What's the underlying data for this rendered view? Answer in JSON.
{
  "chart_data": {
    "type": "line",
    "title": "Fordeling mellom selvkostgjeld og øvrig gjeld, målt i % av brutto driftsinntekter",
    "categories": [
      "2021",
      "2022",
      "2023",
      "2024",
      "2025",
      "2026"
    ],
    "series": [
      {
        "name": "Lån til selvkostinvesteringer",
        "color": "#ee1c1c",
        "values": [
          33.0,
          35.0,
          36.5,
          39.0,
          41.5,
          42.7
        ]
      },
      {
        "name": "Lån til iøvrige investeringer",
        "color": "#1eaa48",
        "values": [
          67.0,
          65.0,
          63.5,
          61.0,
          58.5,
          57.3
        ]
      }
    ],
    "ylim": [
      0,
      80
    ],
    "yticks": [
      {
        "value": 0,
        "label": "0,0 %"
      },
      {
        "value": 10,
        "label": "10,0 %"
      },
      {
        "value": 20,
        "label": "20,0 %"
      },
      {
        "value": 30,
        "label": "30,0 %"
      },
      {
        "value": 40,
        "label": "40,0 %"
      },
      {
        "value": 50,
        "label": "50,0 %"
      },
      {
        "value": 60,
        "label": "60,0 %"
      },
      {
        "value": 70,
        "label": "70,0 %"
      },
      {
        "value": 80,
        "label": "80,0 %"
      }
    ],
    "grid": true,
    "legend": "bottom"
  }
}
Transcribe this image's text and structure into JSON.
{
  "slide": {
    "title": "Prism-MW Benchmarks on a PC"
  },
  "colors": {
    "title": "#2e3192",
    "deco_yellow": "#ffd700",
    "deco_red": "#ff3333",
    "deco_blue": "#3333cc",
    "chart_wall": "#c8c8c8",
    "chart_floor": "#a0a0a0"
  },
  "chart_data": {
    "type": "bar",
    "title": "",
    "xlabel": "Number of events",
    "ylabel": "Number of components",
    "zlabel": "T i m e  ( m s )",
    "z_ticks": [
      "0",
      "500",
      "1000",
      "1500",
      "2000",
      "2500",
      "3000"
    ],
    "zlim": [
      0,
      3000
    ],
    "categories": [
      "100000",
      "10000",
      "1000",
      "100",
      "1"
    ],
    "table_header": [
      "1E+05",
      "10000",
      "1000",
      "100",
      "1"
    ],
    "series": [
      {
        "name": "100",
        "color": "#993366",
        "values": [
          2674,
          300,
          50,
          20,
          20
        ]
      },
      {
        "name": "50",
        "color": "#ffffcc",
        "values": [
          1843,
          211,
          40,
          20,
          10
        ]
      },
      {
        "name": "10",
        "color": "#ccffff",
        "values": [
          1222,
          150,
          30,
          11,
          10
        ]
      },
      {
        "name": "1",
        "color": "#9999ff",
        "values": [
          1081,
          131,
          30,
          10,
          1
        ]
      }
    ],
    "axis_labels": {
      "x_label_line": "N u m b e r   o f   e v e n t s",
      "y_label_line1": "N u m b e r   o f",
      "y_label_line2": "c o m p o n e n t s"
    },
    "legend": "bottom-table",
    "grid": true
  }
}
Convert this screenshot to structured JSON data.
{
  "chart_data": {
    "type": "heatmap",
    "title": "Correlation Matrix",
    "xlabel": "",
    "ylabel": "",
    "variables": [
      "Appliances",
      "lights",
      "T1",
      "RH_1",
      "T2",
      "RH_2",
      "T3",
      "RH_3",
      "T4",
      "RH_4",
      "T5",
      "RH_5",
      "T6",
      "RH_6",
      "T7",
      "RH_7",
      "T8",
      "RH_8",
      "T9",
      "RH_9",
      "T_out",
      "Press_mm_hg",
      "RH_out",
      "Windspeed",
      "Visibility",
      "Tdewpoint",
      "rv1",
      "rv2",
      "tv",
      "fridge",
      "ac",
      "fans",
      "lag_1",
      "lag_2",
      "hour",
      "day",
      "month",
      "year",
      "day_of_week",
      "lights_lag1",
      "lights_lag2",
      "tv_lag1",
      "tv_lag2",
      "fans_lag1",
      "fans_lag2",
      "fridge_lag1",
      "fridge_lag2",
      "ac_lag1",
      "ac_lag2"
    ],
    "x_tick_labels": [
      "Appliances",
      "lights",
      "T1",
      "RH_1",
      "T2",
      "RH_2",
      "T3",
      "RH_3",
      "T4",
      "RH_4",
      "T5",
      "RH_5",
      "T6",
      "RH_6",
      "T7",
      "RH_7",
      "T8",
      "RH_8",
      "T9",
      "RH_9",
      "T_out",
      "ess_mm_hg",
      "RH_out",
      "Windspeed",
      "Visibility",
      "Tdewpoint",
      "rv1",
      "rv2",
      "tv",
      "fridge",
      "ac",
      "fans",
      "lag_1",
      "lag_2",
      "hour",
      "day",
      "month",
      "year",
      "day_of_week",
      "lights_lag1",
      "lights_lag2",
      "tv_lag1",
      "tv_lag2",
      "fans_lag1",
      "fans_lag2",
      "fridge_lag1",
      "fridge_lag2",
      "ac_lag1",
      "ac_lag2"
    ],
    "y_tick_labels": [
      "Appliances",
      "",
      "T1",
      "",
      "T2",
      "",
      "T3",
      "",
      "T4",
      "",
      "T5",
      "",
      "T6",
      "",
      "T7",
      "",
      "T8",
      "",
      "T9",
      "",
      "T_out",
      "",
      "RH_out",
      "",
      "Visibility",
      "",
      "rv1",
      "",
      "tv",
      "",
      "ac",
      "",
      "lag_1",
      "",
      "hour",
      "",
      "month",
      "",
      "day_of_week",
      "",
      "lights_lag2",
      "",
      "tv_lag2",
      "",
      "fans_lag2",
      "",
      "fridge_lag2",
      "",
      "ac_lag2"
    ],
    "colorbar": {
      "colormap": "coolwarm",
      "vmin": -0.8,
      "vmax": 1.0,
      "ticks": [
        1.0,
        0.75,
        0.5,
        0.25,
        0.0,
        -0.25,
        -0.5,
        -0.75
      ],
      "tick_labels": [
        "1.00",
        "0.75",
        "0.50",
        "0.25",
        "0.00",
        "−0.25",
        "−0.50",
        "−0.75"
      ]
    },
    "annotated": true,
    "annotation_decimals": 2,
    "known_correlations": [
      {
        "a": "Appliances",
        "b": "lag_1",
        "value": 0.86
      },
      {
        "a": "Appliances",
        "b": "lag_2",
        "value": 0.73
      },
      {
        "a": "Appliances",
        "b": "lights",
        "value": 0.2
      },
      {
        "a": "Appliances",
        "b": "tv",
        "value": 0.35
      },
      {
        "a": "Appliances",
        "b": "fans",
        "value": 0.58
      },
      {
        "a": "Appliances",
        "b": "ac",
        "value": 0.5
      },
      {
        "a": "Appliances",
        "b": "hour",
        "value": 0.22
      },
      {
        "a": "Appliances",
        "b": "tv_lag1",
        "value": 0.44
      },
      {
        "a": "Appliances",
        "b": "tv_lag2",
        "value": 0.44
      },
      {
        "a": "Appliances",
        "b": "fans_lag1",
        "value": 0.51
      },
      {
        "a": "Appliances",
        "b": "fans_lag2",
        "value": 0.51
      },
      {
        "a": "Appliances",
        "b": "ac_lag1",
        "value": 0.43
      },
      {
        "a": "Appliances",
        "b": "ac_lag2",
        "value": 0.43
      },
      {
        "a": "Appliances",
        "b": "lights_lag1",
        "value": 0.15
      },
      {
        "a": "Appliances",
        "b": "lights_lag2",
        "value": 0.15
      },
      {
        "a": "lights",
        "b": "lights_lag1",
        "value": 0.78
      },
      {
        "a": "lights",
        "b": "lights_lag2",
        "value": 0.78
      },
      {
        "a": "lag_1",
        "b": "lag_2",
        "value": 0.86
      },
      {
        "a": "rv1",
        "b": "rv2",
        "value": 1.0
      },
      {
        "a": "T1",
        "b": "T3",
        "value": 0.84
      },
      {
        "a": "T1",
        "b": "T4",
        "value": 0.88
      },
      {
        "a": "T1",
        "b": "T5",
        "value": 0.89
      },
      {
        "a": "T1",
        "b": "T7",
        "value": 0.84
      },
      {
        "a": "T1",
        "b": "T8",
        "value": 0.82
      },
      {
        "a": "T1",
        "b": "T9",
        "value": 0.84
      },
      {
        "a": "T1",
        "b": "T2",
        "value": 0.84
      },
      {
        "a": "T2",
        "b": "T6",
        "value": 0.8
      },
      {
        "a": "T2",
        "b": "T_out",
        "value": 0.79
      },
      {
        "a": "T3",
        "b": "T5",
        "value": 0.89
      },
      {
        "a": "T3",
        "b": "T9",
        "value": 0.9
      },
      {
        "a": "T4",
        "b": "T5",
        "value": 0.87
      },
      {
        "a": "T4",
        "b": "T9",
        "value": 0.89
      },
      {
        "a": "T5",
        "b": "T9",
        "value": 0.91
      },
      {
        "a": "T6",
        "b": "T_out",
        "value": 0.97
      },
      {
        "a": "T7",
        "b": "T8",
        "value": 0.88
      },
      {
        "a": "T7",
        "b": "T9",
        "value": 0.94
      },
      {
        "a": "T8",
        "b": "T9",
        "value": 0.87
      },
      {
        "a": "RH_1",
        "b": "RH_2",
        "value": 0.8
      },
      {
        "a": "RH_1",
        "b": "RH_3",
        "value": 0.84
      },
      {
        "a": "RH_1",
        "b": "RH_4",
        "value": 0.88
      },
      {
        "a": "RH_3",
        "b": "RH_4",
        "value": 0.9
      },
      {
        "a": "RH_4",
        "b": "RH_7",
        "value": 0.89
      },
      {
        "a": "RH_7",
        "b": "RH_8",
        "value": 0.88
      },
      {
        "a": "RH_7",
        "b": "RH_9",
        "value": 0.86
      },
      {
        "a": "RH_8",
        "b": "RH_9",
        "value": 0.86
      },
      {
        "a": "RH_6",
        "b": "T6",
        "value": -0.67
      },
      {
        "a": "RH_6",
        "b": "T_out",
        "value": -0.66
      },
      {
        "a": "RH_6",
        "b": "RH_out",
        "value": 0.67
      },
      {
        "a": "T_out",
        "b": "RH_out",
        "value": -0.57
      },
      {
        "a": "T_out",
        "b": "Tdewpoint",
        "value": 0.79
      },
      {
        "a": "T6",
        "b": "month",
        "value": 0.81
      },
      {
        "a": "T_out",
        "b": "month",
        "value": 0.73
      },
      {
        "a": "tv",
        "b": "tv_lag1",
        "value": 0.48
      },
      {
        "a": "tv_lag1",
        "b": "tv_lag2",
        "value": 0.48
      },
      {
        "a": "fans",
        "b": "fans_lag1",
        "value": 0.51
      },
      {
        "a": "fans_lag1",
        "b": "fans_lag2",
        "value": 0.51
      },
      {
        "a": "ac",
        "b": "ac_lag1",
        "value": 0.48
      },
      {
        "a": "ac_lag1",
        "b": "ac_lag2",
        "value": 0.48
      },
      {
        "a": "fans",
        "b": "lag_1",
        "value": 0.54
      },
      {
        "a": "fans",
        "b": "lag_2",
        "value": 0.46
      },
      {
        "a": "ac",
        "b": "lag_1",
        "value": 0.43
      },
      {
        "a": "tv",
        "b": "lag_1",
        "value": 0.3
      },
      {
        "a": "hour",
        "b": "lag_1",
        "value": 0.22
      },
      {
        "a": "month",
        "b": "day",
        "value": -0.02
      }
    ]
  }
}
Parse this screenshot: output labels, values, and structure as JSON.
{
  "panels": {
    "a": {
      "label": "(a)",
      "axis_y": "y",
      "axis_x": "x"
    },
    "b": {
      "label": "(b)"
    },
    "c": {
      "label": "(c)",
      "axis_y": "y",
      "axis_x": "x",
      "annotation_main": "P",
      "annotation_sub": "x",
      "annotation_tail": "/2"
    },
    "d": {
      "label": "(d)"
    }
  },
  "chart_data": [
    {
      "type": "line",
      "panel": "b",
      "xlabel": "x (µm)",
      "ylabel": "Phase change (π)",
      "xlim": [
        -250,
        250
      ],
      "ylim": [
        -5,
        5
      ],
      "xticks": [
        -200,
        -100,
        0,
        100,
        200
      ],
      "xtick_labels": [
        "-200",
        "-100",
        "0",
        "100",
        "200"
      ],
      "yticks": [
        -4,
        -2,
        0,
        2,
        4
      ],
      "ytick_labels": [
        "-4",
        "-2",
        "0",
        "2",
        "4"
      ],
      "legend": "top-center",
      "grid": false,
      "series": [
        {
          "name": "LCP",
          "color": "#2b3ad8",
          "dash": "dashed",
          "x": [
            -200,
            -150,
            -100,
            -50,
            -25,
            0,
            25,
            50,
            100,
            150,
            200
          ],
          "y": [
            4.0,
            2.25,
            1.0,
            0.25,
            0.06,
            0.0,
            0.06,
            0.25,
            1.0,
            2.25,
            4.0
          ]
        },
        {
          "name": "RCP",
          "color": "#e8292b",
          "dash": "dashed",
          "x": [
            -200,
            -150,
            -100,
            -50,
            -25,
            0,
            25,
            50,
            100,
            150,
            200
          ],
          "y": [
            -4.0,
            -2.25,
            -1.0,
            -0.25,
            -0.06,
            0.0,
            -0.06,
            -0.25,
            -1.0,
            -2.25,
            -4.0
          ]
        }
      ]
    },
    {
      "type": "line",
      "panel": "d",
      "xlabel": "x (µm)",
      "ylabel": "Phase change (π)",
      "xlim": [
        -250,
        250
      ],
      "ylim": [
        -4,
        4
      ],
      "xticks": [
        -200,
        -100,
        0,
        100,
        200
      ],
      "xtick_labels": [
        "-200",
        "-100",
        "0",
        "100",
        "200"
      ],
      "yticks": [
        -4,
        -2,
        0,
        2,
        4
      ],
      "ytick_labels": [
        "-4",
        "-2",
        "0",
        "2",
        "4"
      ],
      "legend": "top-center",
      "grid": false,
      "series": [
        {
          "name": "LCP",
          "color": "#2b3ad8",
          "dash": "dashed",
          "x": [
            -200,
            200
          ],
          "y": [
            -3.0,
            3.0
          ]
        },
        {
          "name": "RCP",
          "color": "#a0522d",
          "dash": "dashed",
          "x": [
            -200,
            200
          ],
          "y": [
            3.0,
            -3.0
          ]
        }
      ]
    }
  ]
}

#####

Request: Using the data above, say how many lines include "name". No other reply is needed.

Result: 10